Recorded data

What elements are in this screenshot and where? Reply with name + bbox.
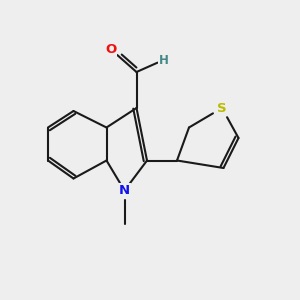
- Text: S: S: [217, 101, 227, 115]
- Text: N: N: [119, 184, 130, 197]
- Text: H: H: [159, 53, 168, 67]
- Text: O: O: [105, 43, 117, 56]
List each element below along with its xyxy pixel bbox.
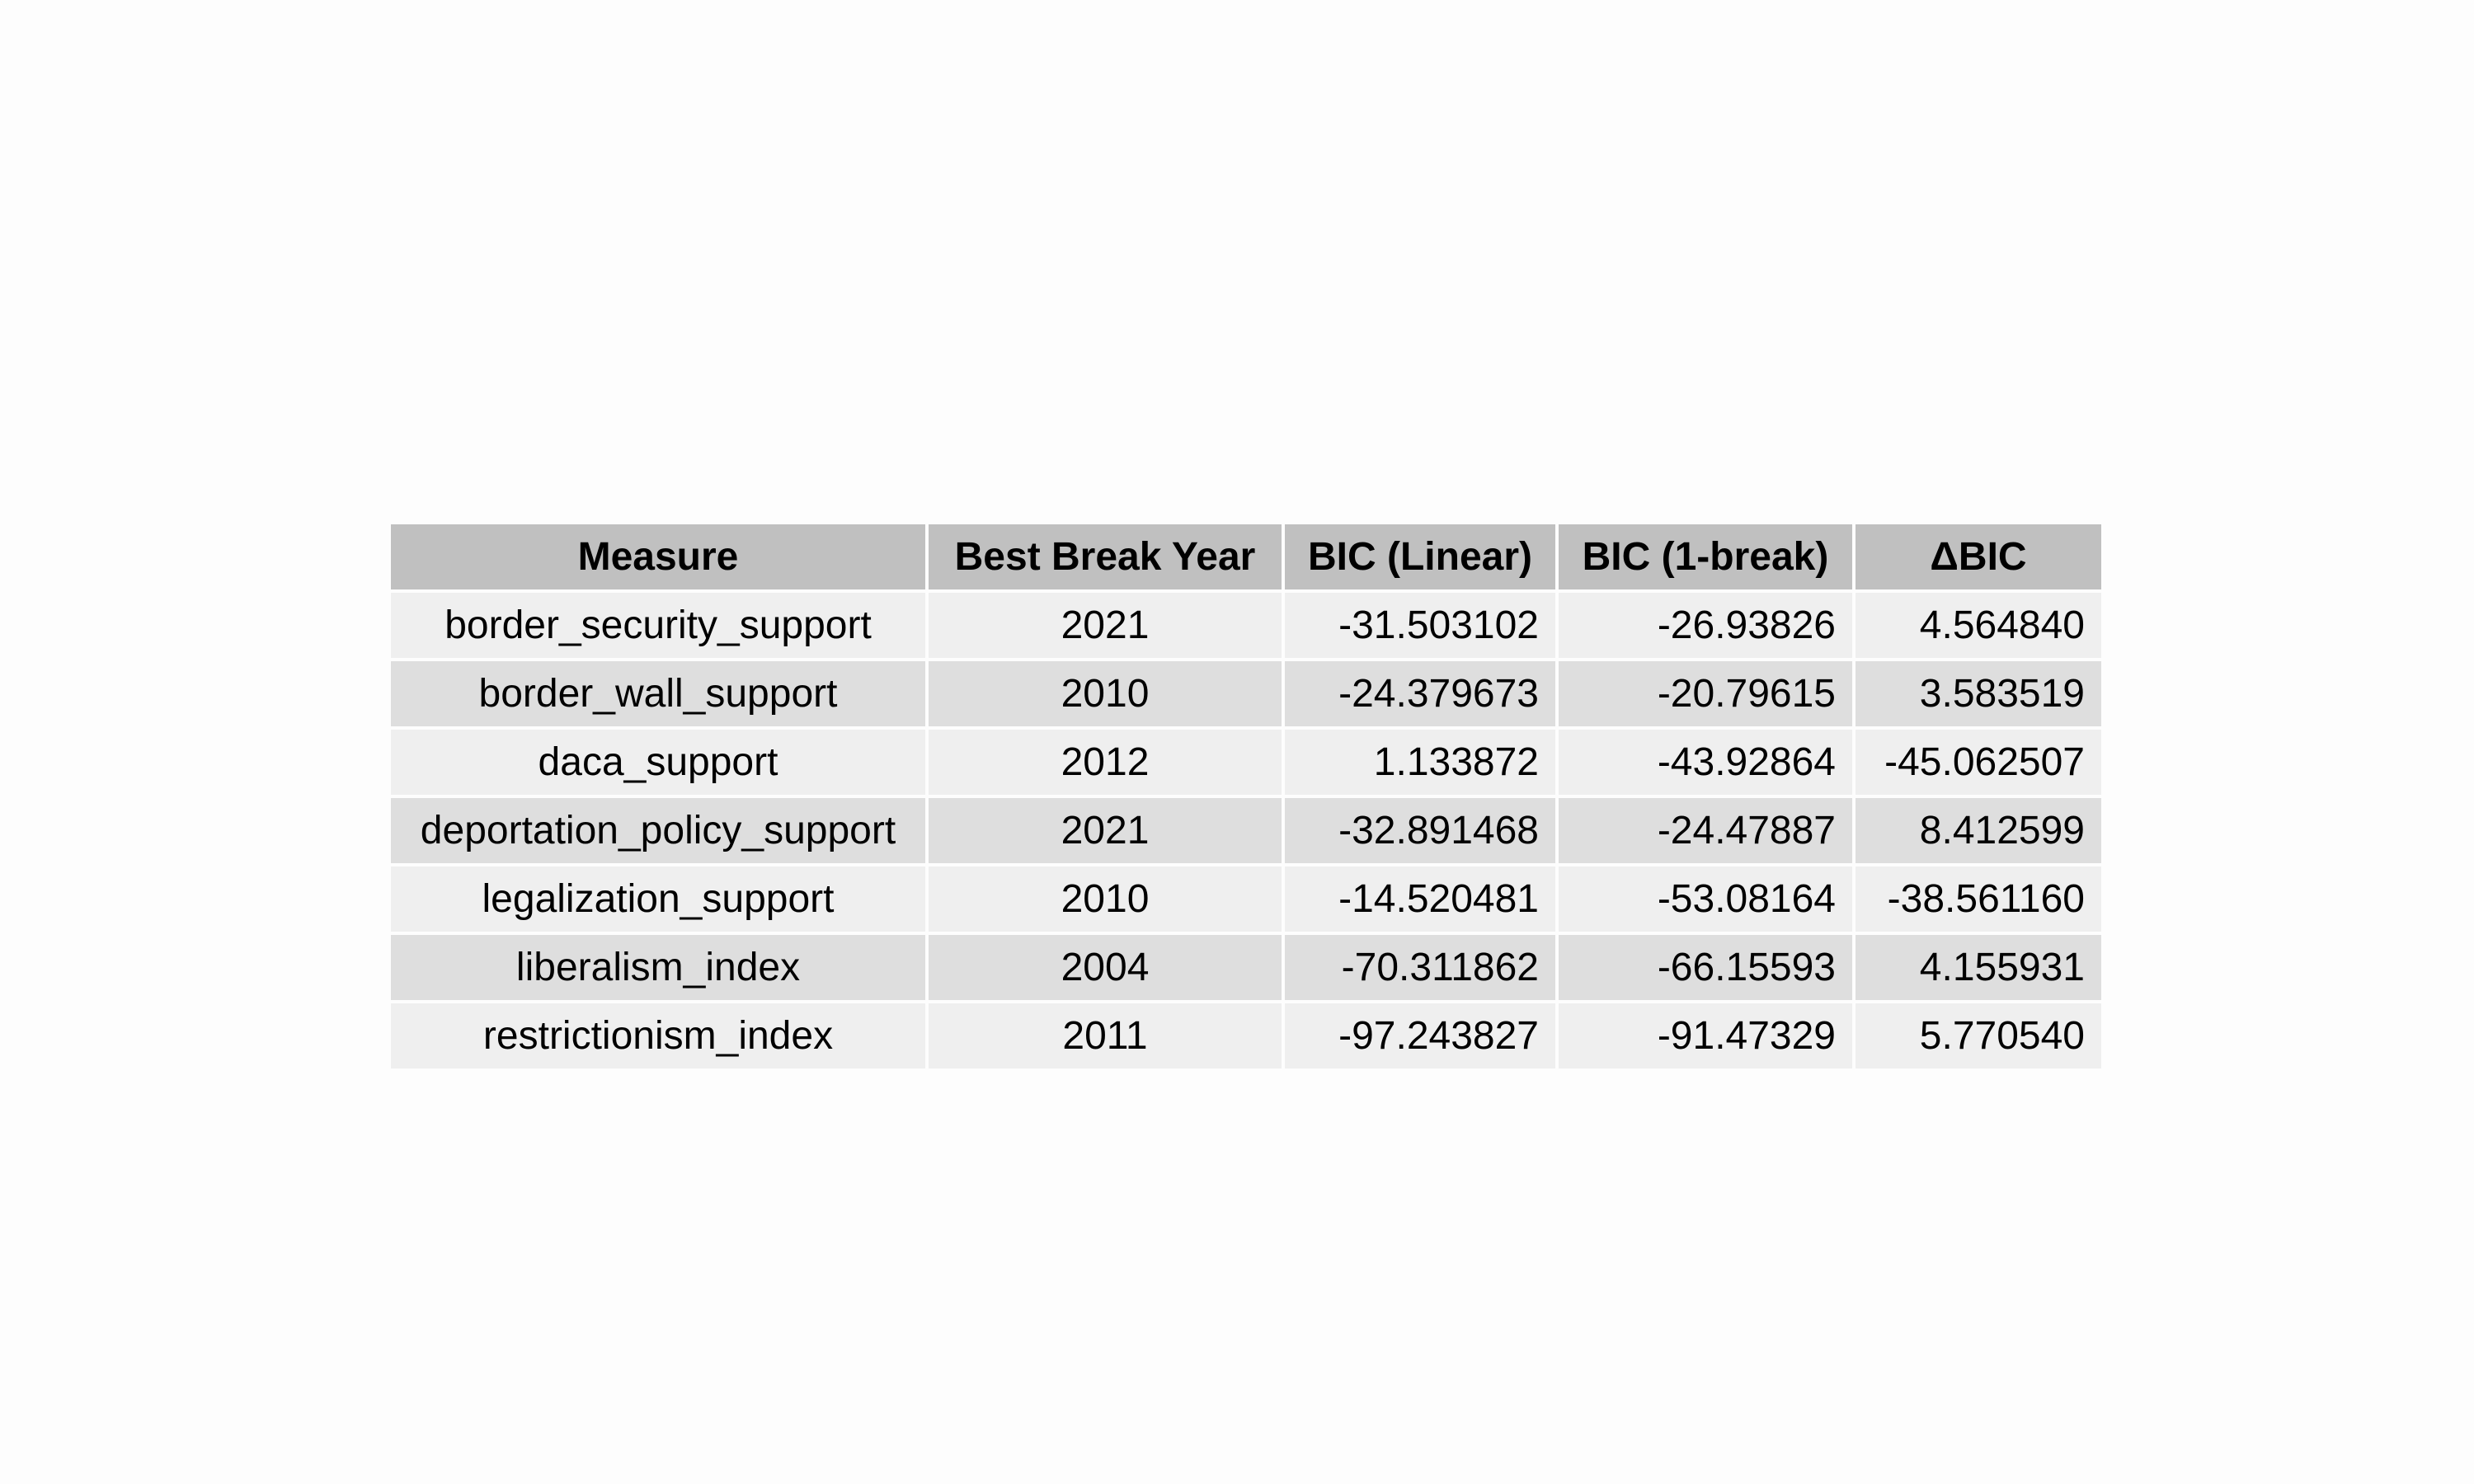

**Exercise requirements**
Gather every line of the recorded data above that contains the word "with", copying each line in full.

**Response**
What elements are in this screenshot and where? Reply with name + bbox.
List each element below along with its xyxy pixel bbox.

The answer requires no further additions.